## Work instructions:
Your task is to print every entry below exactly as given.

## Dataset excerpts:
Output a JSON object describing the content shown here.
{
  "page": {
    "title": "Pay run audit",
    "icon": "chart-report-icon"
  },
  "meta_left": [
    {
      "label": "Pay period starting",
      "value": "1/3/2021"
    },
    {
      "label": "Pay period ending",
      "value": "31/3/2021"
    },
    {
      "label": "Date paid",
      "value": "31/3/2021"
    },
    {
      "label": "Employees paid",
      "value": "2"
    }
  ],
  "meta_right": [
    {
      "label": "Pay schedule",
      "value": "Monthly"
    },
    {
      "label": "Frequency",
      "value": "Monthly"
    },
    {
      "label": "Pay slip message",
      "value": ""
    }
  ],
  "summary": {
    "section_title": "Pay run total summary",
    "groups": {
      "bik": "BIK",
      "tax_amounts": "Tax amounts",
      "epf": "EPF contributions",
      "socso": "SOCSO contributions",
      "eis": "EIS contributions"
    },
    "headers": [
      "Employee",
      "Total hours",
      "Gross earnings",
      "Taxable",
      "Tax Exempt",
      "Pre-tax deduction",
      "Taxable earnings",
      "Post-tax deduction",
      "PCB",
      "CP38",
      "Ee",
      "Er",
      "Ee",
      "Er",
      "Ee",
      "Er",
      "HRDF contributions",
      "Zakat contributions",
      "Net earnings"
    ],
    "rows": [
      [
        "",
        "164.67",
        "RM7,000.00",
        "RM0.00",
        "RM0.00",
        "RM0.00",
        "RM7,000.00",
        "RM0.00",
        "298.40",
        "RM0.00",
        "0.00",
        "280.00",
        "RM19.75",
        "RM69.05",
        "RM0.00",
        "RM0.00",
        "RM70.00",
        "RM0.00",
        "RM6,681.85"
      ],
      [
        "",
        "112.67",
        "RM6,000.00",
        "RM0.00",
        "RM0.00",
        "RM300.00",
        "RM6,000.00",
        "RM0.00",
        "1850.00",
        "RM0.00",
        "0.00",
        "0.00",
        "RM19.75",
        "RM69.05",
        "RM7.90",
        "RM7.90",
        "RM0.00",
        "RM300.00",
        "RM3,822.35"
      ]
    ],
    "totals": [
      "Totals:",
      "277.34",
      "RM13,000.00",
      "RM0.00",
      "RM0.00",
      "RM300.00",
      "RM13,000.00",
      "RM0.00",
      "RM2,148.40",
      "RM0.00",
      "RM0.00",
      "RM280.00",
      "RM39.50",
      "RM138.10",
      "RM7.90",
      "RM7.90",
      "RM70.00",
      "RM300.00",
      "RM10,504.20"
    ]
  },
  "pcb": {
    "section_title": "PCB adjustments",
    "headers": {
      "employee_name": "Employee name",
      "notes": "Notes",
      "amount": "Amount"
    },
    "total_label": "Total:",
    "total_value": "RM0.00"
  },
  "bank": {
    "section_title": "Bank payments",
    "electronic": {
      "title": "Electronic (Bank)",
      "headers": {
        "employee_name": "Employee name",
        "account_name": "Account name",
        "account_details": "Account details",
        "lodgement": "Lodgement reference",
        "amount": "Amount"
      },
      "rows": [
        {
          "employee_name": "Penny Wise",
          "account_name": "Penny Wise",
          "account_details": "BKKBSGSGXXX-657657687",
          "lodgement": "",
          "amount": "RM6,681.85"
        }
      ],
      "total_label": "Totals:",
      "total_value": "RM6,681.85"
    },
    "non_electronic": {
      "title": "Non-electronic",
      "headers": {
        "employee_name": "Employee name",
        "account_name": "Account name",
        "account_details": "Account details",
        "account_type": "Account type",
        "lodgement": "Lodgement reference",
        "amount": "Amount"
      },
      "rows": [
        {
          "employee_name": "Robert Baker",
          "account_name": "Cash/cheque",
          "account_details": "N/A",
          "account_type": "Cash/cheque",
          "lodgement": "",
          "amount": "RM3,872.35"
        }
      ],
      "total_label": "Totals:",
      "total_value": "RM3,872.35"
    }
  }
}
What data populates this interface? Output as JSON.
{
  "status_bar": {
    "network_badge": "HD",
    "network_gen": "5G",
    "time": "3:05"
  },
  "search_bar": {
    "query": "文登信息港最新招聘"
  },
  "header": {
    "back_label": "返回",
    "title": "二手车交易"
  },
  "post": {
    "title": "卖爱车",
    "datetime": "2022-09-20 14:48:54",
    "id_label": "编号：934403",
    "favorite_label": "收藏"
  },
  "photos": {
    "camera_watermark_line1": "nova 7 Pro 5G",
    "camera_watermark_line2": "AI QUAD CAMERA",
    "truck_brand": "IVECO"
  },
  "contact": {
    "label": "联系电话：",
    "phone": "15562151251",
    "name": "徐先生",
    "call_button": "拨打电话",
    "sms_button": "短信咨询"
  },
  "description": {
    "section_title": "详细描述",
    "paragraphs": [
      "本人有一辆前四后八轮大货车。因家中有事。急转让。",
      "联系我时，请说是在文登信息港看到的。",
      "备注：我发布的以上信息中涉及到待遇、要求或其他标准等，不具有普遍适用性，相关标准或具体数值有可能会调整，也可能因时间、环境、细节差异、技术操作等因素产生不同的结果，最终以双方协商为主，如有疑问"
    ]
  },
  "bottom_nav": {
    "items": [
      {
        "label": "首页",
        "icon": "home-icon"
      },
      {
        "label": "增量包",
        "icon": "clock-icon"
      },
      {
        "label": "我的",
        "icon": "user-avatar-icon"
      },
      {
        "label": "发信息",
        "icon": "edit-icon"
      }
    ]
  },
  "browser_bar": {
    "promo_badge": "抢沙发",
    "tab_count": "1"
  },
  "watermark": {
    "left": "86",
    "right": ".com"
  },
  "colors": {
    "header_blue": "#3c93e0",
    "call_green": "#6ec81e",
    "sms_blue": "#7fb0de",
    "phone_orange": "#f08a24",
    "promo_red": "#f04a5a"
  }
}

## Output:
Output a JSON object describing the content shown here.
{
  "page": {
    "title": "Pay run audit",
    "icon": "chart-report-icon"
  },
  "meta_left": [
    {
      "label": "Pay period starting",
      "value": "1/3/2021"
    },
    {
      "label": "Pay period ending",
      "value": "31/3/2021"
    },
    {
      "label": "Date paid",
      "value": "31/3/2021"
    },
    {
      "label": "Employees paid",
      "value": "2"
    }
  ],
  "meta_right": [
    {
      "label": "Pay schedule",
      "value": "Monthly"
    },
    {
      "label": "Frequency",
      "value": "Monthly"
    },
    {
      "label": "Pay slip message",
      "value": ""
    }
  ],
  "summary": {
    "section_title": "Pay run total summary",
    "groups": {
      "bik": "BIK",
      "tax_amounts": "Tax amounts",
      "epf": "EPF contributions",
      "socso": "SOCSO contributions",
      "eis": "EIS contributions"
    },
    "headers": [
      "Employee",
      "Total hours",
      "Gross earnings",
      "Taxable",
      "Tax Exempt",
      "Pre-tax deduction",
      "Taxable earnings",
      "Post-tax deduction",
      "PCB",
      "CP38",
      "Ee",
      "Er",
      "Ee",
      "Er",
      "Ee",
      "Er",
      "HRDF contributions",
      "Zakat contributions",
      "Net earnings"
    ],
    "rows": [
      [
        "",
        "164.67",
        "RM7,000.00",
        "RM0.00",
        "RM0.00",
        "RM0.00",
        "RM7,000.00",
        "RM0.00",
        "298.40",
        "RM0.00",
        "0.00",
        "280.00",
        "RM19.75",
        "RM69.05",
        "RM0.00",
        "RM0.00",
        "RM70.00",
        "RM0.00",
        "RM6,681.85"
      ],
      [
        "",
        "112.67",
        "RM6,000.00",
        "RM0.00",
        "RM0.00",
        "RM300.00",
        "RM6,000.00",
        "RM0.00",
        "1850.00",
        "RM0.00",
        "0.00",
        "0.00",
        "RM19.75",
        "RM69.05",
        "RM7.90",
        "RM7.90",
        "RM0.00",
        "RM300.00",
        "RM3,822.35"
      ]
    ],
    "totals": [
      "Totals:",
      "277.34",
      "RM13,000.00",
      "RM0.00",
      "RM0.00",
      "RM300.00",
      "RM13,000.00",
      "RM0.00",
      "RM2,148.40",
      "RM0.00",
      "RM0.00",
      "RM280.00",
      "RM39.50",
      "RM138.10",
      "RM7.90",
      "RM7.90",
      "RM70.00",
      "RM300.00",
      "RM10,504.20"
    ]
  },
  "pcb": {
    "section_title": "PCB adjustments",
    "headers": {
      "employee_name": "Employee name",
      "notes": "Notes",
      "amount": "Amount"
    },
    "total_label": "Total:",
    "total_value": "RM0.00"
  },
  "bank": {
    "section_title": "Bank payments",
    "electronic": {
      "title": "Electronic (Bank)",
      "headers": {
        "employee_name": "Employee name",
        "account_name": "Account name",
        "account_details": "Account details",
        "lodgement": "Lodgement reference",
        "amount": "Amount"
      },
      "rows": [
        {
          "employee_name": "Penny Wise",
          "account_name": "Penny Wise",
          "account_details": "BKKBSGSGXXX-657657687",
          "lodgement": "",
          "amount": "RM6,681.85"
        }
      ],
      "total_label": "Totals:",
      "total_value": "RM6,681.85"
    },
    "non_electronic": {
      "title": "Non-electronic",
      "headers": {
        "employee_name": "Employee name",
        "account_name": "Account name",
        "account_details": "Account details",
        "account_type": "Account type",
        "lodgement": "Lodgement reference",
        "amount": "Amount"
      },
      "rows": [
        {
          "employee_name": "Robert Baker",
          "account_name": "Cash/cheque",
          "account_details": "N/A",
          "account_type": "Cash/cheque",
          "lodgement": "",
          "amount": "RM3,872.35"
        }
      ],
      "total_label": "Totals:",
      "total_value": "RM3,872.35"
    }
  }
}
What data populates this interface? Output as JSON.
{
  "status_bar": {
    "network_badge": "HD",
    "network_gen": "5G",
    "time": "3:05"
  },
  "search_bar": {
    "query": "文登信息港最新招聘"
  },
  "header": {
    "back_label": "返回",
    "title": "二手车交易"
  },
  "post": {
    "title": "卖爱车",
    "datetime": "2022-09-20 14:48:54",
    "id_label": "编号：934403",
    "favorite_label": "收藏"
  },
  "photos": {
    "camera_watermark_line1": "nova 7 Pro 5G",
    "camera_watermark_line2": "AI QUAD CAMERA",
    "truck_brand": "IVECO"
  },
  "contact": {
    "label": "联系电话：",
    "phone": "15562151251",
    "name": "徐先生",
    "call_button": "拨打电话",
    "sms_button": "短信咨询"
  },
  "description": {
    "section_title": "详细描述",
    "paragraphs": [
      "本人有一辆前四后八轮大货车。因家中有事。急转让。",
      "联系我时，请说是在文登信息港看到的。",
      "备注：我发布的以上信息中涉及到待遇、要求或其他标准等，不具有普遍适用性，相关标准或具体数值有可能会调整，也可能因时间、环境、细节差异、技术操作等因素产生不同的结果，最终以双方协商为主，如有疑问"
    ]
  },
  "bottom_nav": {
    "items": [
      {
        "label": "首页",
        "icon": "home-icon"
      },
      {
        "label": "增量包",
        "icon": "clock-icon"
      },
      {
        "label": "我的",
        "icon": "user-avatar-icon"
      },
      {
        "label": "发信息",
        "icon": "edit-icon"
      }
    ]
  },
  "browser_bar": {
    "promo_badge": "抢沙发",
    "tab_count": "1"
  },
  "watermark": {
    "left": "86",
    "right": ".com"
  },
  "colors": {
    "header_blue": "#3c93e0",
    "call_green": "#6ec81e",
    "sms_blue": "#7fb0de",
    "phone_orange": "#f08a24",
    "promo_red": "#f04a5a"
  }
}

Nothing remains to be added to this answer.